■ Given problem
Extract each line of the records below that contains the word "paradox".

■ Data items
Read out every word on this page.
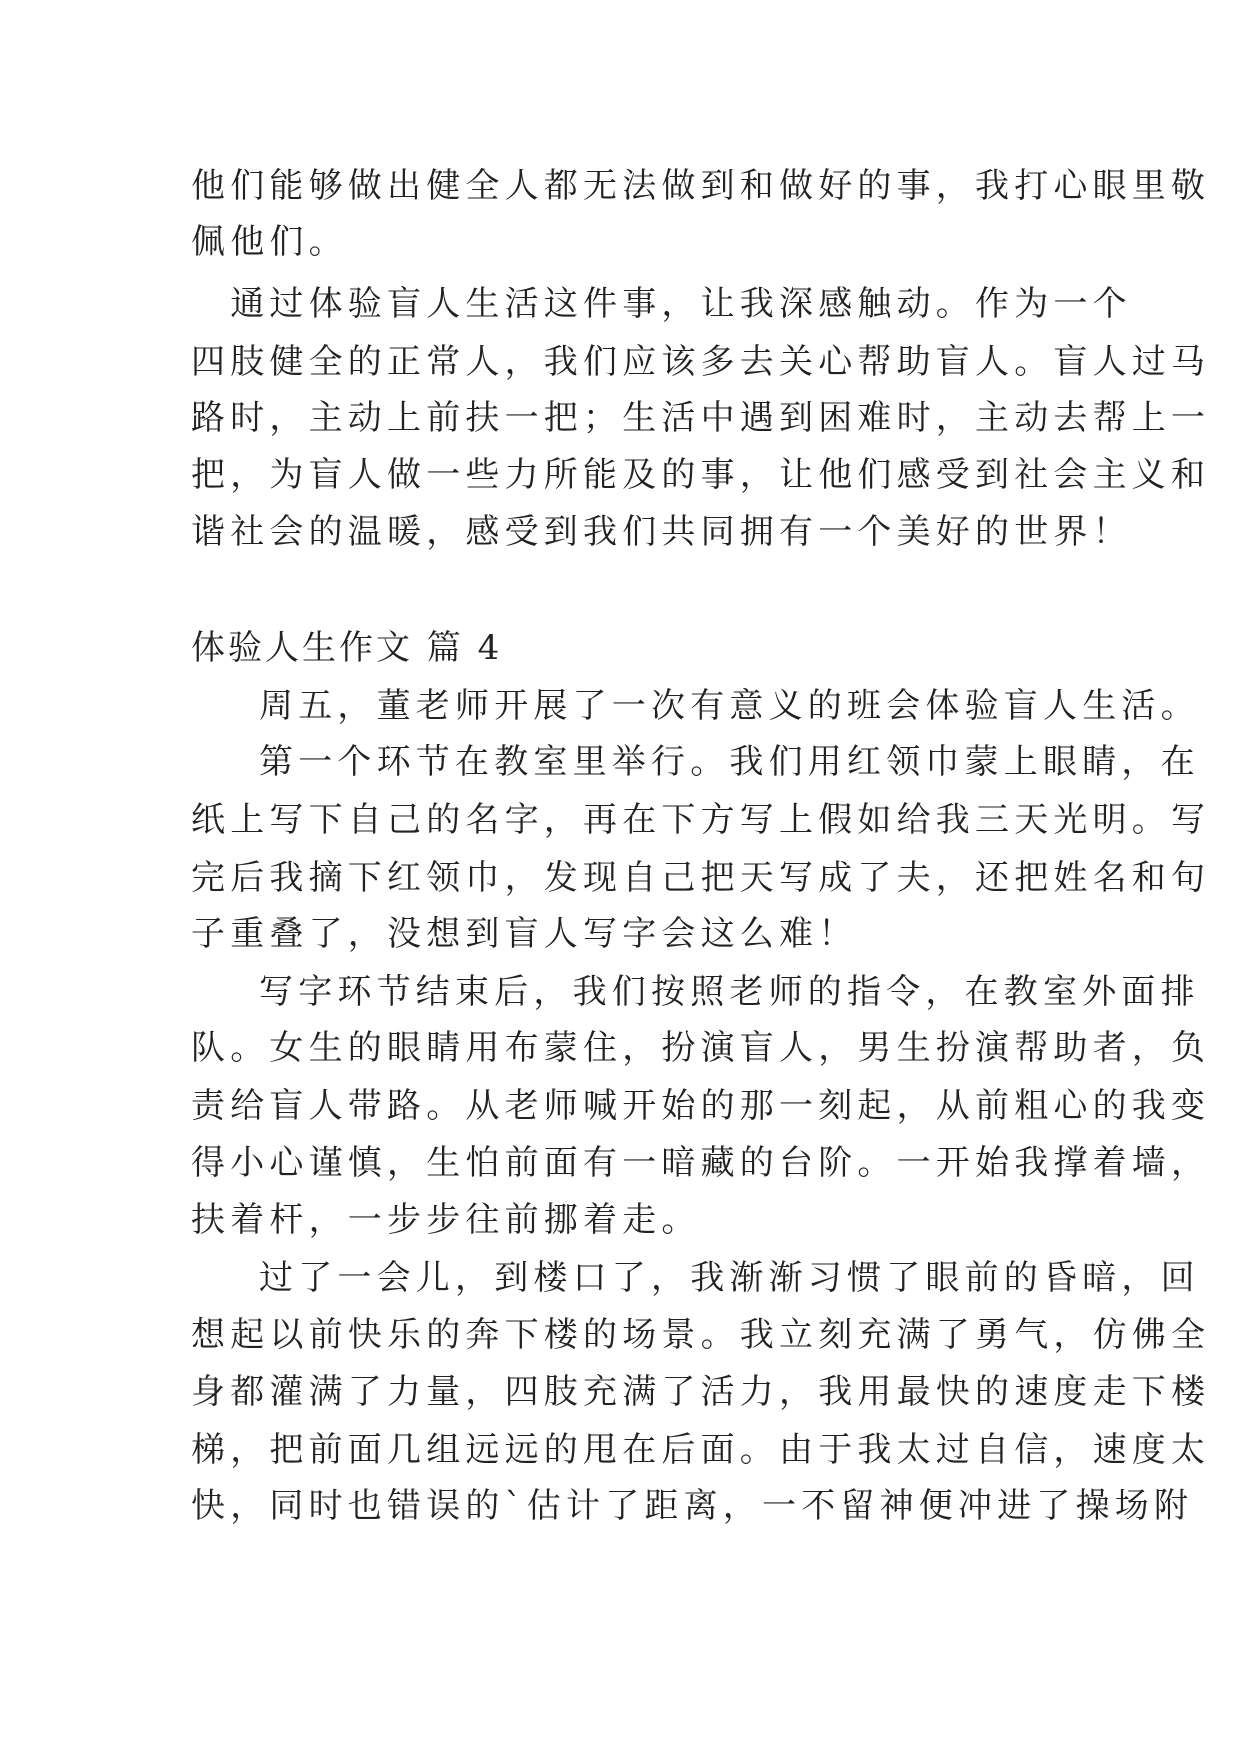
他们能够做出健全人都无法做到和做好的事，我打心眼里敬
佩他们。
　通过体验盲人生活这件事，让我深感触动。作为一个
四肢健全的正常人，我们应该多去关心帮助盲人。盲人过马
路时，主动上前扶一把；生活中遇到困难时，主动去帮上一
把，为盲人做一些力所能及的事，让他们感受到社会主义和
谐社会的温暖，感受到我们共同拥有一个美好的世界！
体验人生作文 篇 4
周五，董老师开展了一次有意义的班会体验盲人生活。
第一个环节在教室里举行。我们用红领巾蒙上眼睛，在
纸上写下自己的名字，再在下方写上假如给我三天光明。写
完后我摘下红领巾，发现自己把天写成了夫，还把姓名和句
子重叠了，没想到盲人写字会这么难！
写字环节结束后，我们按照老师的指令，在教室外面排
队。女生的眼睛用布蒙住，扮演盲人，男生扮演帮助者，负
责给盲人带路。从老师喊开始的那一刻起，从前粗心的我变
得小心谨慎，生怕前面有一暗藏的台阶。一开始我撑着墙，
扶着杆，一步步往前挪着走。
过了一会儿，到楼口了，我渐渐习惯了眼前的昏暗，回
想起以前快乐的奔下楼的场景。我立刻充满了勇气，仿佛全
身都灌满了力量，四肢充满了活力，我用最快的速度走下楼
梯，把前面几组远远的甩在后面。由于我太过自信，速度太
快，同时也错误的`估计了距离，一不留神便冲进了操场附
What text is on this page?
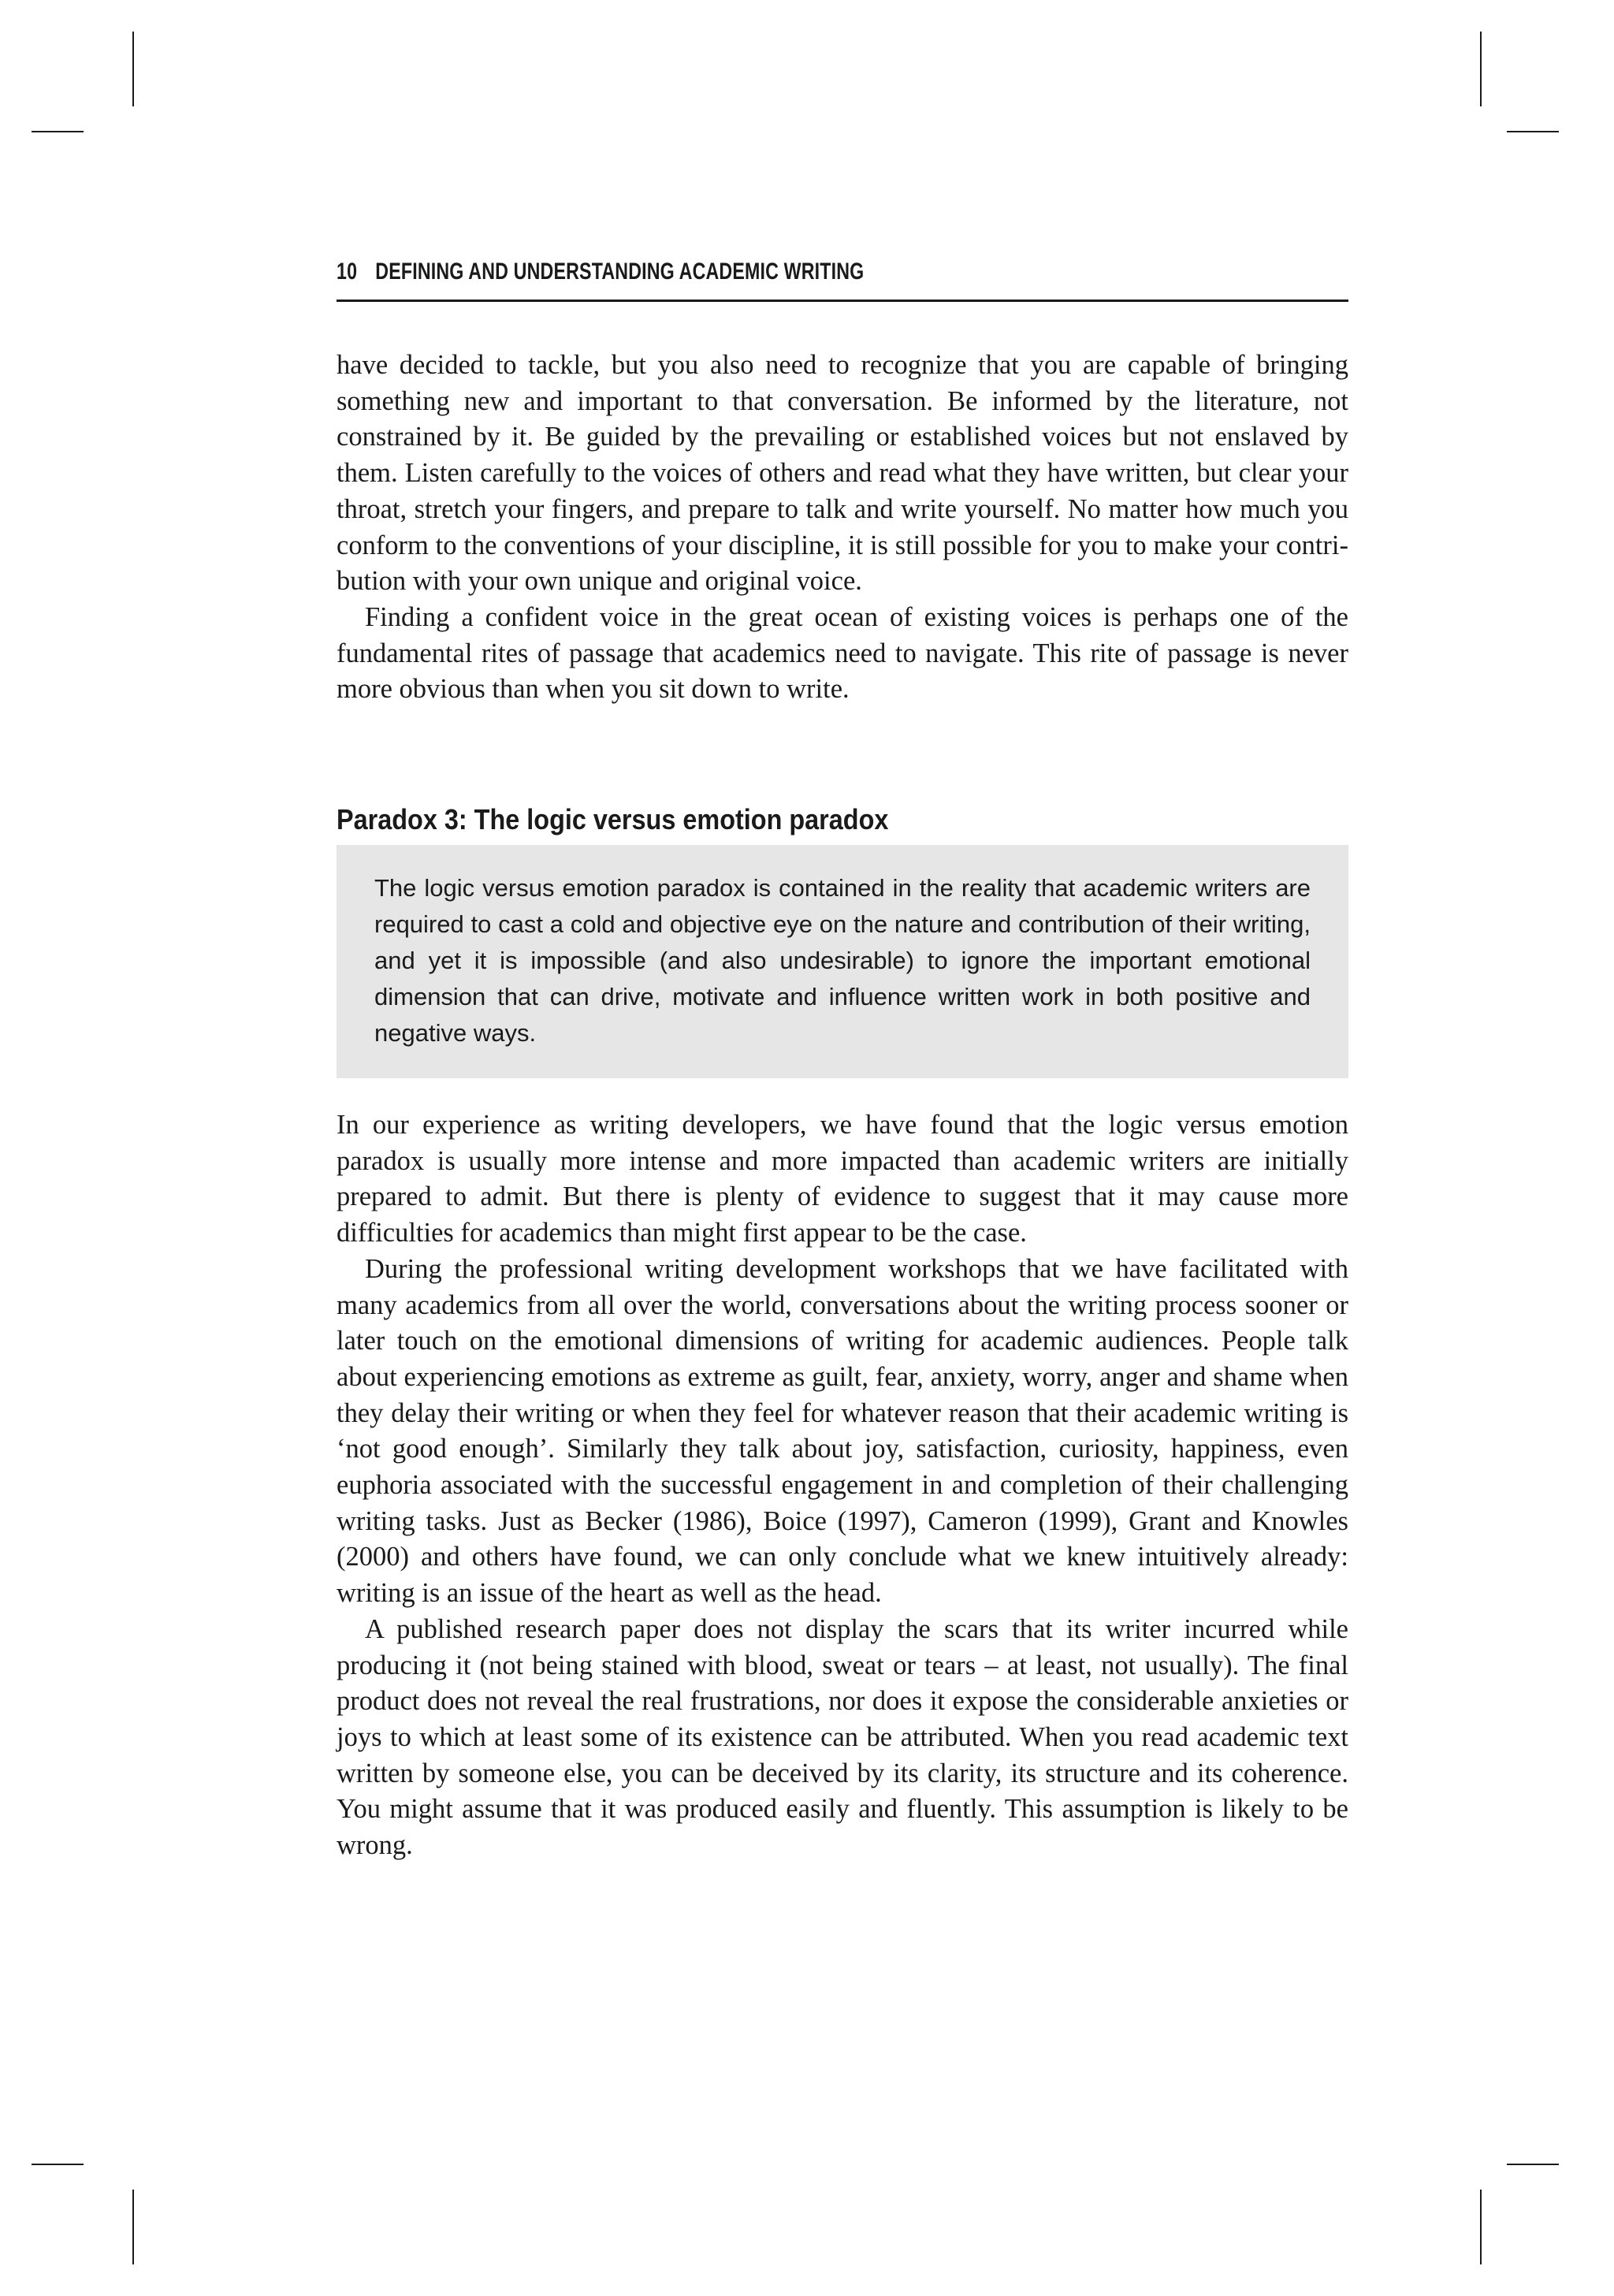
10 DEFINING AND UNDERSTANDING ACADEMIC WRITING

have decided to tackle, but you also need to recognize that you are capable of bringing something new and important to that conversation. Be informed by the literature, not constrained by it. Be guided by the prevailing or established voices but not enslaved by them. Listen carefully to the voices of others and read what they have written, but clear your throat, stretch your fingers, and prepare to talk and write yourself. No matter how much you conform to the conventions of your discipline, it is still possible for you to make your contribution with your own unique and original voice.

Finding a confident voice in the great ocean of existing voices is perhaps one of the fundamental rites of passage that academics need to navigate. This rite of passage is never more obvious than when you sit down to write.

Paradox 3: The logic versus emotion paradox

The logic versus emotion paradox is contained in the reality that academic writers are required to cast a cold and objective eye on the nature and contribution of their writing, and yet it is impossible (and also undesirable) to ignore the important emotional dimension that can drive, motivate and influence written work in both positive and negative ways.

In our experience as writing developers, we have found that the logic versus emotion paradox is usually more intense and more impacted than academic writers are initially prepared to admit. But there is plenty of evidence to suggest that it may cause more difficulties for academics than might first appear to be the case.

During the professional writing development workshops that we have facilitated with many academics from all over the world, conversations about the writing process sooner or later touch on the emotional dimensions of writing for academic audiences. People talk about experiencing emotions as extreme as guilt, fear, anxiety, worry, anger and shame when they delay their writing or when they feel for whatever reason that their academic writing is ‘not good enough’. Similarly they talk about joy, satisfaction, curiosity, happiness, even euphoria associated with the successful engagement in and completion of their challenging writing tasks. Just as Becker (1986), Boice (1997), Cameron (1999), Grant and Knowles (2000) and others have found, we can only conclude what we knew intuitively already: writing is an issue of the heart as well as the head.

A published research paper does not display the scars that its writer incurred while producing it (not being stained with blood, sweat or tears – at least, not usually). The final product does not reveal the real frustrations, nor does it expose the considerable anxieties or joys to which at least some of its existence can be attributed. When you read academic text written by someone else, you can be deceived by its clarity, its structure and its coherence. You might assume that it was produced easily and fluently. This assumption is likely to be wrong.
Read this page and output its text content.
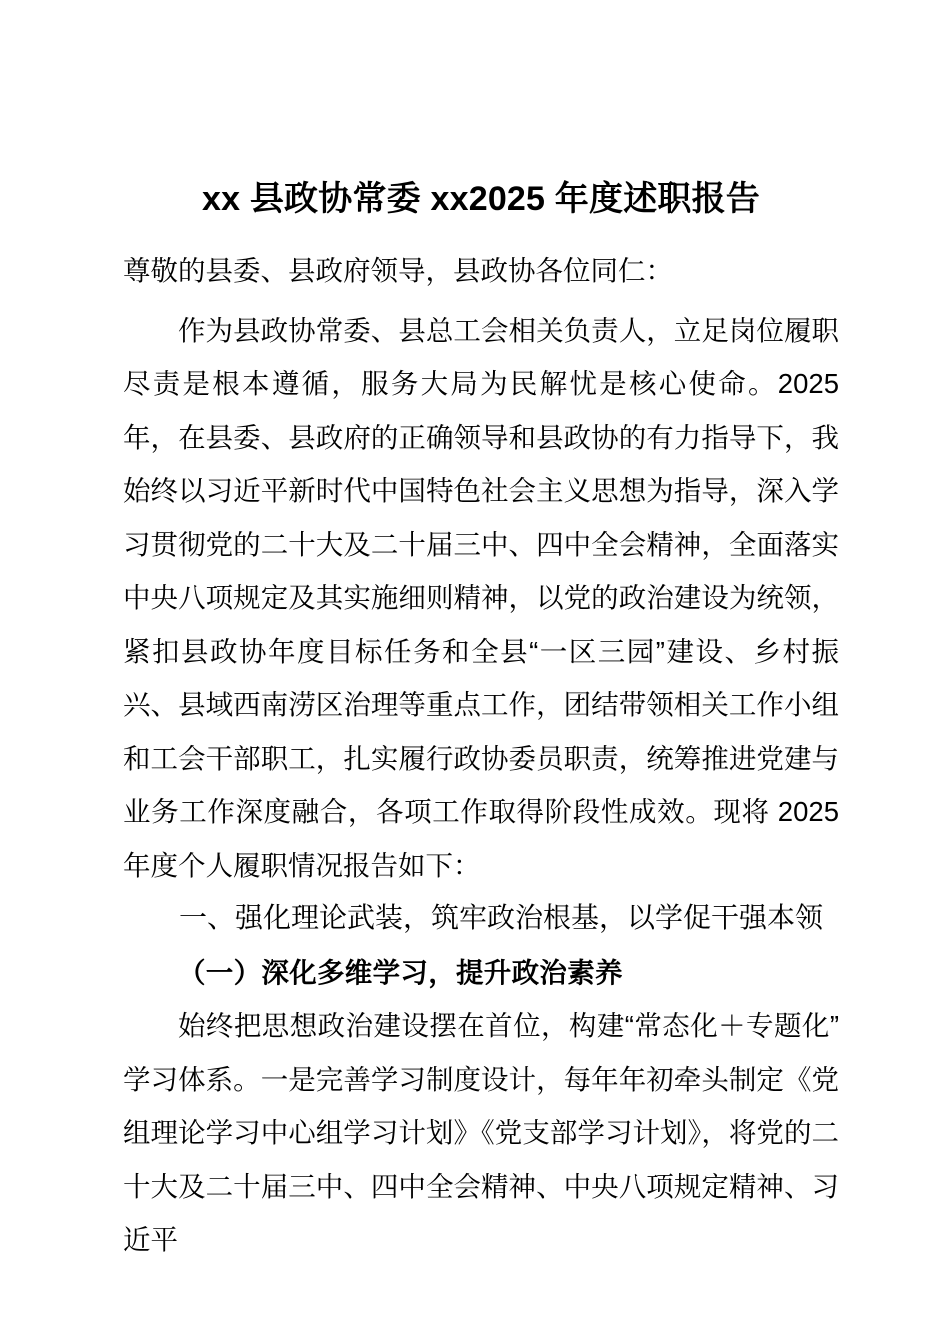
xx 县政协常委 xx2025 年度述职报告

尊敬的县委、县政府领导，县政协各位同仁：

作为县政协常委、县总工会相关负责人，立足岗位履职尽责是根本遵循，服务大局为民解忧是核心使命。2025 年，在县委、县政府的正确领导和县政协的有力指导下，我始终以习近平新时代中国特色社会主义思想为指导，深入学习贯彻党的二十大及二十届三中、四中全会精神，全面落实中央八项规定及其实施细则精神，以党的政治建设为统领，紧扣县政协年度目标任务和全县“一区三园”建设、乡村振兴、县域西南涝区治理等重点工作，团结带领相关工作小组和工会干部职工，扎实履行政协委员职责，统筹推进党建与业务工作深度融合，各项工作取得阶段性成效。现将 2025 年度个人履职情况报告如下：

一、强化理论武装，筑牢政治根基，以学促干强本领

（一）深化多维学习，提升政治素养

始终把思想政治建设摆在首位，构建“常态化＋专题化”学习体系。一是完善学习制度设计，每年年初牵头制定《党组理论学习中心组学习计划》《党支部学习计划》，将党的二十大及二十届三中、四中全会精神、中央八项规定精神、习近平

■ Written response
Paradox 3: The logic versus emotion paradox
The logic versus emotion paradox is contained in the reality that academic writers are required to cast a cold and objective eye on the nature and contribution of their writing, and yet it is impossible (and also undesirable) to ignore the important emotional dimension that can drive, motivate and influence written work in both positive and negative ways.
In our experience as writing developers, we have found that the logic versus emotion paradox is usually more intense and more impacted than academic writers are initially prepared to admit. But there is plenty of evidence to suggest that it may cause more difficulties for academics than might first appear to be the case.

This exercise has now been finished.